| Task directions |
Wherever a line holds the string "label", copy that line.
◇ ◇ ◇ ◇ ◇ ◇ ◇
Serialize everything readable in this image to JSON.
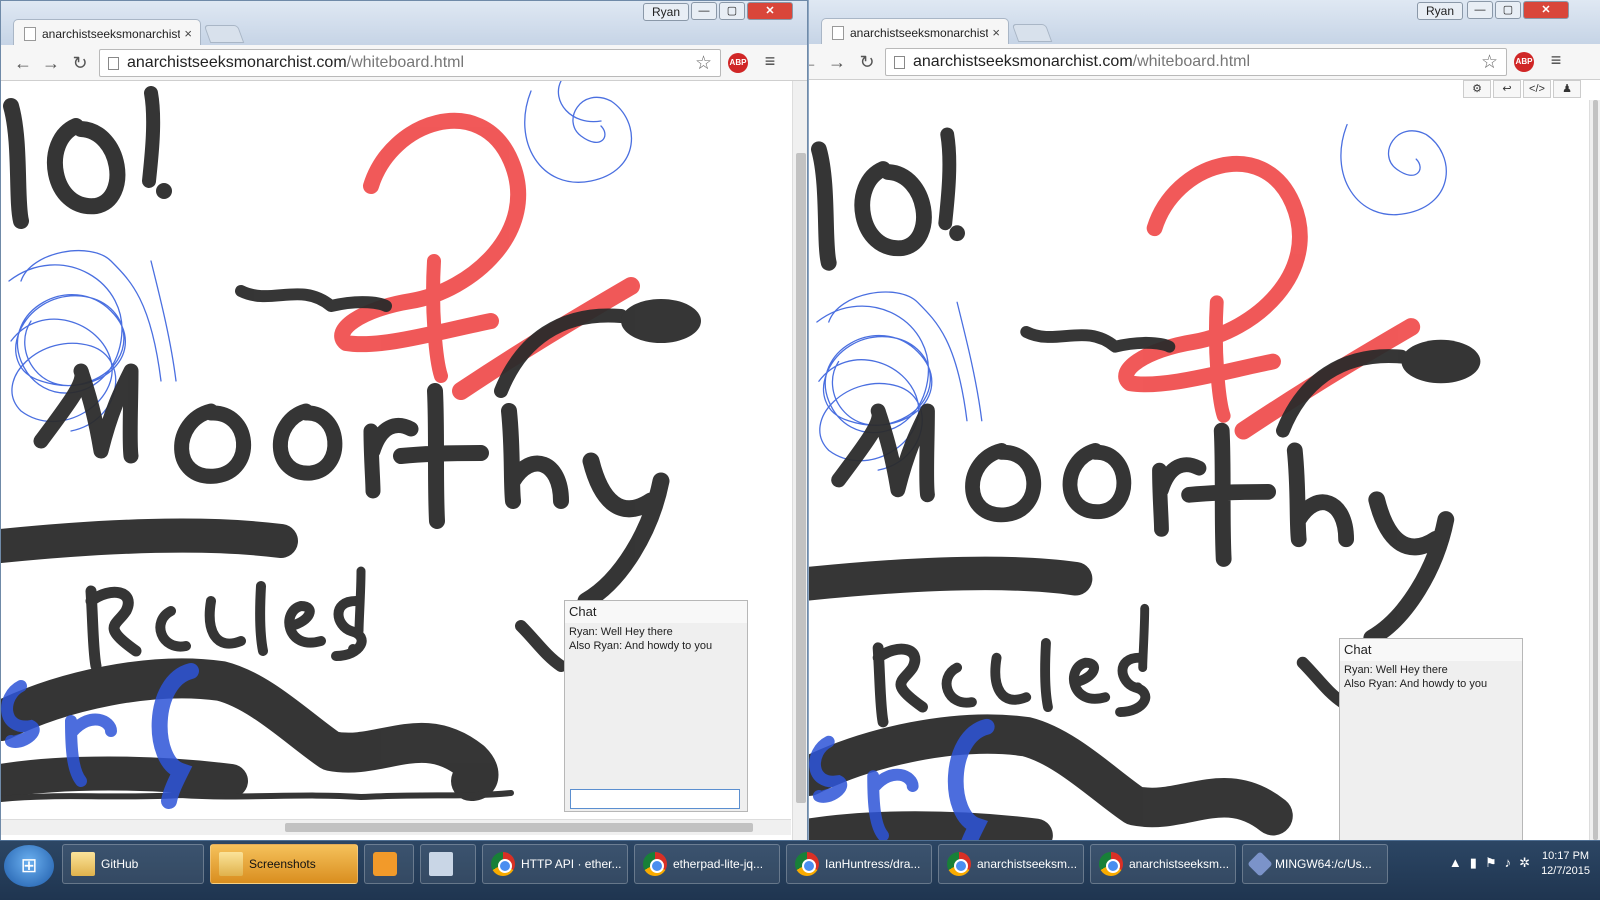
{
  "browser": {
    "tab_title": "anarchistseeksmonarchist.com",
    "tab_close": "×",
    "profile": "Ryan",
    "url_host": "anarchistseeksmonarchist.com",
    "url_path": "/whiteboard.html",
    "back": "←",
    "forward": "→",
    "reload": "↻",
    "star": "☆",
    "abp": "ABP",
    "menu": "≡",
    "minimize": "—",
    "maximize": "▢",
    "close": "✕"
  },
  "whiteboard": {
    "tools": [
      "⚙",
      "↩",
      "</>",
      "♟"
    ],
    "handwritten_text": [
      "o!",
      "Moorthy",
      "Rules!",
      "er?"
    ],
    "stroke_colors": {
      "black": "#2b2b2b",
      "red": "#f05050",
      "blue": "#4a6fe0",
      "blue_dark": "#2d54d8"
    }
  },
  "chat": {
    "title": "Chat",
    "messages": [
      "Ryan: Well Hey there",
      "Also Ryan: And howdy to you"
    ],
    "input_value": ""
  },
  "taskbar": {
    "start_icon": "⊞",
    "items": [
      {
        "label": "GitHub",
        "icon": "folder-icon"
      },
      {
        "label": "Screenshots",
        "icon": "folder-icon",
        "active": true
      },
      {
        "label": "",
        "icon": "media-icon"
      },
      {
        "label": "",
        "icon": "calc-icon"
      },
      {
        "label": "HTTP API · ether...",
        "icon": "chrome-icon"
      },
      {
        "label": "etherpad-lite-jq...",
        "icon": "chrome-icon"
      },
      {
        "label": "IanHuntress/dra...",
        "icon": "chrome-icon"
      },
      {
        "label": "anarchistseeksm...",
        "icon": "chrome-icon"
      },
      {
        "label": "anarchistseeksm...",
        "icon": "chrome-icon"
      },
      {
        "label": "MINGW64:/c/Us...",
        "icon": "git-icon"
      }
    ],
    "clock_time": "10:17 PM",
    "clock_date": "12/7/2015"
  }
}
◇ ◇ ◇ ◇ ◇ ◇ ◇
| Solution to the exercise |
        "label": "GitHub",
        "label": "Screenshots",
        "label": "",
        "label": "",
        "label": "HTTP API · ether...",
        "label": "etherpad-lite-jq...",
        "label": "IanHuntress/dra...",
        "label": "anarchistseeksm...",
        "label": "anarchistseeksm...",
        "label": "MINGW64:/c/Us...",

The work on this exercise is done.